◆ **GIVEN INSTRUCTION**:
Write out each entry again. Keep every word exactly as it is.

◆ **Extracted records**:
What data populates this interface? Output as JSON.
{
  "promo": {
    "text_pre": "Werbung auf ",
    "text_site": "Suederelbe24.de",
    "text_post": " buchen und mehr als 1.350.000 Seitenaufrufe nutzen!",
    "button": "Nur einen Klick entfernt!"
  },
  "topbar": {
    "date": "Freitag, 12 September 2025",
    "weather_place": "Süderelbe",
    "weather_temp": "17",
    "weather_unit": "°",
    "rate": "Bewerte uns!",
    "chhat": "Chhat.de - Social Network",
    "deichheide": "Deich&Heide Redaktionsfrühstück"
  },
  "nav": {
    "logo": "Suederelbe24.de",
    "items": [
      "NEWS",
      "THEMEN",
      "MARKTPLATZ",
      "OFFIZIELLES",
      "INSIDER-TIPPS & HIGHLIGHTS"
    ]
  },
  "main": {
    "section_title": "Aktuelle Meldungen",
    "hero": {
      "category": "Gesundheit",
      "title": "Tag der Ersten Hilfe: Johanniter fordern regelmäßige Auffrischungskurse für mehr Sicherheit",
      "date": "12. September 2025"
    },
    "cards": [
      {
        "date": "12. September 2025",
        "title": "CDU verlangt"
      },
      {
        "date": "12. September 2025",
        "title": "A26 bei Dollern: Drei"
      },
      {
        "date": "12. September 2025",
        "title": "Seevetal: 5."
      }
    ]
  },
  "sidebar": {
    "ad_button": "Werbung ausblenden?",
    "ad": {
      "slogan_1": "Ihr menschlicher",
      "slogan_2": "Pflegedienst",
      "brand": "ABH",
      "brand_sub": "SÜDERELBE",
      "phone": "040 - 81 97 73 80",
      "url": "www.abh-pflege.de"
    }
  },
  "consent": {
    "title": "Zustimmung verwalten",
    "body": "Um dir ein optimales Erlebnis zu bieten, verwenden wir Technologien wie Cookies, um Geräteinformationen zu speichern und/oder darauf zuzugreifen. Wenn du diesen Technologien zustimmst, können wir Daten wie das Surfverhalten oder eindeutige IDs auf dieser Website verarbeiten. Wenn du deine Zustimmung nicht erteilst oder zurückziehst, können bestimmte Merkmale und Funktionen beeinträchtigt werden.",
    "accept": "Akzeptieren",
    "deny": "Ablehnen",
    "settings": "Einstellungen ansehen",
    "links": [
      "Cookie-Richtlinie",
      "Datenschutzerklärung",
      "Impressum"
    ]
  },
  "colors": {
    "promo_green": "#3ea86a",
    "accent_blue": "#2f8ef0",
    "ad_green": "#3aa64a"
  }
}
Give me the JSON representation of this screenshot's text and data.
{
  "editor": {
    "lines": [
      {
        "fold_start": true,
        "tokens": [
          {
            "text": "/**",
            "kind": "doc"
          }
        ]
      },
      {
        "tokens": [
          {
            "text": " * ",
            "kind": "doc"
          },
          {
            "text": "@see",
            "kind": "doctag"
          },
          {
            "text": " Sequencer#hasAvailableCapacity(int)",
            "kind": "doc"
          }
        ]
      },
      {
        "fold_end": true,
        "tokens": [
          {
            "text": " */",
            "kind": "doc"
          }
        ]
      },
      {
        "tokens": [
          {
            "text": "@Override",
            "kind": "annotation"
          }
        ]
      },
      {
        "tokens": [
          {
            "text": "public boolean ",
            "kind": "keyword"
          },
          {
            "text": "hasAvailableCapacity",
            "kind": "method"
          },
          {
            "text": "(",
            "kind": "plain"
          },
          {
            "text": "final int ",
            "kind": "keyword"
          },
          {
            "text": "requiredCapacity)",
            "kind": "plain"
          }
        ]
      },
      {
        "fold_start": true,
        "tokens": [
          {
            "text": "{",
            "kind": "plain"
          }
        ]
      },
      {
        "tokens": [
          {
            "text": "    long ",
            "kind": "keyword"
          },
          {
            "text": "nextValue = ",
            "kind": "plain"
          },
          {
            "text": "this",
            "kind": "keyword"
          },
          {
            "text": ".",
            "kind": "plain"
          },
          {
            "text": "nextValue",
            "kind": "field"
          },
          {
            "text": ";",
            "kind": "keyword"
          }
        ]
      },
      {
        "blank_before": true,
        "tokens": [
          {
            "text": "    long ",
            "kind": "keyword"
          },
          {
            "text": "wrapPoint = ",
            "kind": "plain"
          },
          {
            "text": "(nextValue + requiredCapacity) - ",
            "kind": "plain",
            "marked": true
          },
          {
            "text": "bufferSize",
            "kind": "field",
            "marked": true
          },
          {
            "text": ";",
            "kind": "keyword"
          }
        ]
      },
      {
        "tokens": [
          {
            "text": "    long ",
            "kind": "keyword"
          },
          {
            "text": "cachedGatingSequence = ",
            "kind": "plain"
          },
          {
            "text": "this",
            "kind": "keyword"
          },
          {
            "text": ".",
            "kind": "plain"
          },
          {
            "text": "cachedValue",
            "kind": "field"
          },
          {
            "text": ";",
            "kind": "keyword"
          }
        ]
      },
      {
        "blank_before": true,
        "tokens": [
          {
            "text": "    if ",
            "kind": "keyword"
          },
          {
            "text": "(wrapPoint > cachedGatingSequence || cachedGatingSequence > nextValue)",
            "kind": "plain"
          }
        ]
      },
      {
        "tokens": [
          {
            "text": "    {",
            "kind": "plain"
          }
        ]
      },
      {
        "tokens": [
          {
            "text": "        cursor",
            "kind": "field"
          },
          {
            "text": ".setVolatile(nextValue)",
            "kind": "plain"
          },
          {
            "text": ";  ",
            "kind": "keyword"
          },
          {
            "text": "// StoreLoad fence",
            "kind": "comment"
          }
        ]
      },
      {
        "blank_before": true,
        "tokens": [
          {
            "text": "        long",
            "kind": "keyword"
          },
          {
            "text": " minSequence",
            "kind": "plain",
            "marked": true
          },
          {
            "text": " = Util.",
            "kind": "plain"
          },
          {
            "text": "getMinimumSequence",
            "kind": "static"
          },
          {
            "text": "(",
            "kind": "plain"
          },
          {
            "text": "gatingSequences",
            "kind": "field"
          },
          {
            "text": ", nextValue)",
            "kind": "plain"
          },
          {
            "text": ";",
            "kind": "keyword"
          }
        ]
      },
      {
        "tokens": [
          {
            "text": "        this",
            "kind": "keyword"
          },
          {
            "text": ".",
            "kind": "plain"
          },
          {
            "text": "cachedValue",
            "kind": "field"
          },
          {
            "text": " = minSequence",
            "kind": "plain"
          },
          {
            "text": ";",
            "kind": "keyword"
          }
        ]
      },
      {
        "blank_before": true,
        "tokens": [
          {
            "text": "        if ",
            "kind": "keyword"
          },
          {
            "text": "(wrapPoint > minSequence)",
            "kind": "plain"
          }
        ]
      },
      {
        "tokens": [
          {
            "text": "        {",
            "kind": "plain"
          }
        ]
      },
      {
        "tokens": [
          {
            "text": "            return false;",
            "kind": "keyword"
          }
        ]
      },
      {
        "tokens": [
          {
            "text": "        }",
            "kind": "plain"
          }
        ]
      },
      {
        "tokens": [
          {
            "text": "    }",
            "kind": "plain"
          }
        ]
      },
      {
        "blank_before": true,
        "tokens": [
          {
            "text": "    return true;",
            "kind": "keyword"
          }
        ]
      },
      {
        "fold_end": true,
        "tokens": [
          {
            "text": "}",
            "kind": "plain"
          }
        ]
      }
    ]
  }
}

◆ **RESPONSE**:
What data populates this interface? Output as JSON.
{
  "promo": {
    "text_pre": "Werbung auf ",
    "text_site": "Suederelbe24.de",
    "text_post": " buchen und mehr als 1.350.000 Seitenaufrufe nutzen!",
    "button": "Nur einen Klick entfernt!"
  },
  "topbar": {
    "date": "Freitag, 12 September 2025",
    "weather_place": "Süderelbe",
    "weather_temp": "17",
    "weather_unit": "°",
    "rate": "Bewerte uns!",
    "chhat": "Chhat.de - Social Network",
    "deichheide": "Deich&Heide Redaktionsfrühstück"
  },
  "nav": {
    "logo": "Suederelbe24.de",
    "items": [
      "NEWS",
      "THEMEN",
      "MARKTPLATZ",
      "OFFIZIELLES",
      "INSIDER-TIPPS & HIGHLIGHTS"
    ]
  },
  "main": {
    "section_title": "Aktuelle Meldungen",
    "hero": {
      "category": "Gesundheit",
      "title": "Tag der Ersten Hilfe: Johanniter fordern regelmäßige Auffrischungskurse für mehr Sicherheit",
      "date": "12. September 2025"
    },
    "cards": [
      {
        "date": "12. September 2025",
        "title": "CDU verlangt"
      },
      {
        "date": "12. September 2025",
        "title": "A26 bei Dollern: Drei"
      },
      {
        "date": "12. September 2025",
        "title": "Seevetal: 5."
      }
    ]
  },
  "sidebar": {
    "ad_button": "Werbung ausblenden?",
    "ad": {
      "slogan_1": "Ihr menschlicher",
      "slogan_2": "Pflegedienst",
      "brand": "ABH",
      "brand_sub": "SÜDERELBE",
      "phone": "040 - 81 97 73 80",
      "url": "www.abh-pflege.de"
    }
  },
  "consent": {
    "title": "Zustimmung verwalten",
    "body": "Um dir ein optimales Erlebnis zu bieten, verwenden wir Technologien wie Cookies, um Geräteinformationen zu speichern und/oder darauf zuzugreifen. Wenn du diesen Technologien zustimmst, können wir Daten wie das Surfverhalten oder eindeutige IDs auf dieser Website verarbeiten. Wenn du deine Zustimmung nicht erteilst oder zurückziehst, können bestimmte Merkmale und Funktionen beeinträchtigt werden.",
    "accept": "Akzeptieren",
    "deny": "Ablehnen",
    "settings": "Einstellungen ansehen",
    "links": [
      "Cookie-Richtlinie",
      "Datenschutzerklärung",
      "Impressum"
    ]
  },
  "colors": {
    "promo_green": "#3ea86a",
    "accent_blue": "#2f8ef0",
    "ad_green": "#3aa64a"
  }
}
Give me the JSON representation of this screenshot's text and data.
{
  "editor": {
    "lines": [
      {
        "fold_start": true,
        "tokens": [
          {
            "text": "/**",
            "kind": "doc"
          }
        ]
      },
      {
        "tokens": [
          {
            "text": " * ",
            "kind": "doc"
          },
          {
            "text": "@see",
            "kind": "doctag"
          },
          {
            "text": " Sequencer#hasAvailableCapacity(int)",
            "kind": "doc"
          }
        ]
      },
      {
        "fold_end": true,
        "tokens": [
          {
            "text": " */",
            "kind": "doc"
          }
        ]
      },
      {
        "tokens": [
          {
            "text": "@Override",
            "kind": "annotation"
          }
        ]
      },
      {
        "tokens": [
          {
            "text": "public boolean ",
            "kind": "keyword"
          },
          {
            "text": "hasAvailableCapacity",
            "kind": "method"
          },
          {
            "text": "(",
            "kind": "plain"
          },
          {
            "text": "final int ",
            "kind": "keyword"
          },
          {
            "text": "requiredCapacity)",
            "kind": "plain"
          }
        ]
      },
      {
        "fold_start": true,
        "tokens": [
          {
            "text": "{",
            "kind": "plain"
          }
        ]
      },
      {
        "tokens": [
          {
            "text": "    long ",
            "kind": "keyword"
          },
          {
            "text": "nextValue = ",
            "kind": "plain"
          },
          {
            "text": "this",
            "kind": "keyword"
          },
          {
            "text": ".",
            "kind": "plain"
          },
          {
            "text": "nextValue",
            "kind": "field"
          },
          {
            "text": ";",
            "kind": "keyword"
          }
        ]
      },
      {
        "blank_before": true,
        "tokens": [
          {
            "text": "    long ",
            "kind": "keyword"
          },
          {
            "text": "wrapPoint = ",
            "kind": "plain"
          },
          {
            "text": "(nextValue + requiredCapacity) - ",
            "kind": "plain",
            "marked": true
          },
          {
            "text": "bufferSize",
            "kind": "field",
            "marked": true
          },
          {
            "text": ";",
            "kind": "keyword"
          }
        ]
      },
      {
        "tokens": [
          {
            "text": "    long ",
            "kind": "keyword"
          },
          {
            "text": "cachedGatingSequence = ",
            "kind": "plain"
          },
          {
            "text": "this",
            "kind": "keyword"
          },
          {
            "text": ".",
            "kind": "plain"
          },
          {
            "text": "cachedValue",
            "kind": "field"
          },
          {
            "text": ";",
            "kind": "keyword"
          }
        ]
      },
      {
        "blank_before": true,
        "tokens": [
          {
            "text": "    if ",
            "kind": "keyword"
          },
          {
            "text": "(wrapPoint > cachedGatingSequence || cachedGatingSequence > nextValue)",
            "kind": "plain"
          }
        ]
      },
      {
        "tokens": [
          {
            "text": "    {",
            "kind": "plain"
          }
        ]
      },
      {
        "tokens": [
          {
            "text": "        cursor",
            "kind": "field"
          },
          {
            "text": ".setVolatile(nextValue)",
            "kind": "plain"
          },
          {
            "text": ";  ",
            "kind": "keyword"
          },
          {
            "text": "// StoreLoad fence",
            "kind": "comment"
          }
        ]
      },
      {
        "blank_before": true,
        "tokens": [
          {
            "text": "        long",
            "kind": "keyword"
          },
          {
            "text": " minSequence",
            "kind": "plain",
            "marked": true
          },
          {
            "text": " = Util.",
            "kind": "plain"
          },
          {
            "text": "getMinimumSequence",
            "kind": "static"
          },
          {
            "text": "(",
            "kind": "plain"
          },
          {
            "text": "gatingSequences",
            "kind": "field"
          },
          {
            "text": ", nextValue)",
            "kind": "plain"
          },
          {
            "text": ";",
            "kind": "keyword"
          }
        ]
      },
      {
        "tokens": [
          {
            "text": "        this",
            "kind": "keyword"
          },
          {
            "text": ".",
            "kind": "plain"
          },
          {
            "text": "cachedValue",
            "kind": "field"
          },
          {
            "text": " = minSequence",
            "kind": "plain"
          },
          {
            "text": ";",
            "kind": "keyword"
          }
        ]
      },
      {
        "blank_before": true,
        "tokens": [
          {
            "text": "        if ",
            "kind": "keyword"
          },
          {
            "text": "(wrapPoint > minSequence)",
            "kind": "plain"
          }
        ]
      },
      {
        "tokens": [
          {
            "text": "        {",
            "kind": "plain"
          }
        ]
      },
      {
        "tokens": [
          {
            "text": "            return false;",
            "kind": "keyword"
          }
        ]
      },
      {
        "tokens": [
          {
            "text": "        }",
            "kind": "plain"
          }
        ]
      },
      {
        "tokens": [
          {
            "text": "    }",
            "kind": "plain"
          }
        ]
      },
      {
        "blank_before": true,
        "tokens": [
          {
            "text": "    return true;",
            "kind": "keyword"
          }
        ]
      },
      {
        "fold_end": true,
        "tokens": [
          {
            "text": "}",
            "kind": "plain"
          }
        ]
      }
    ]
  }
}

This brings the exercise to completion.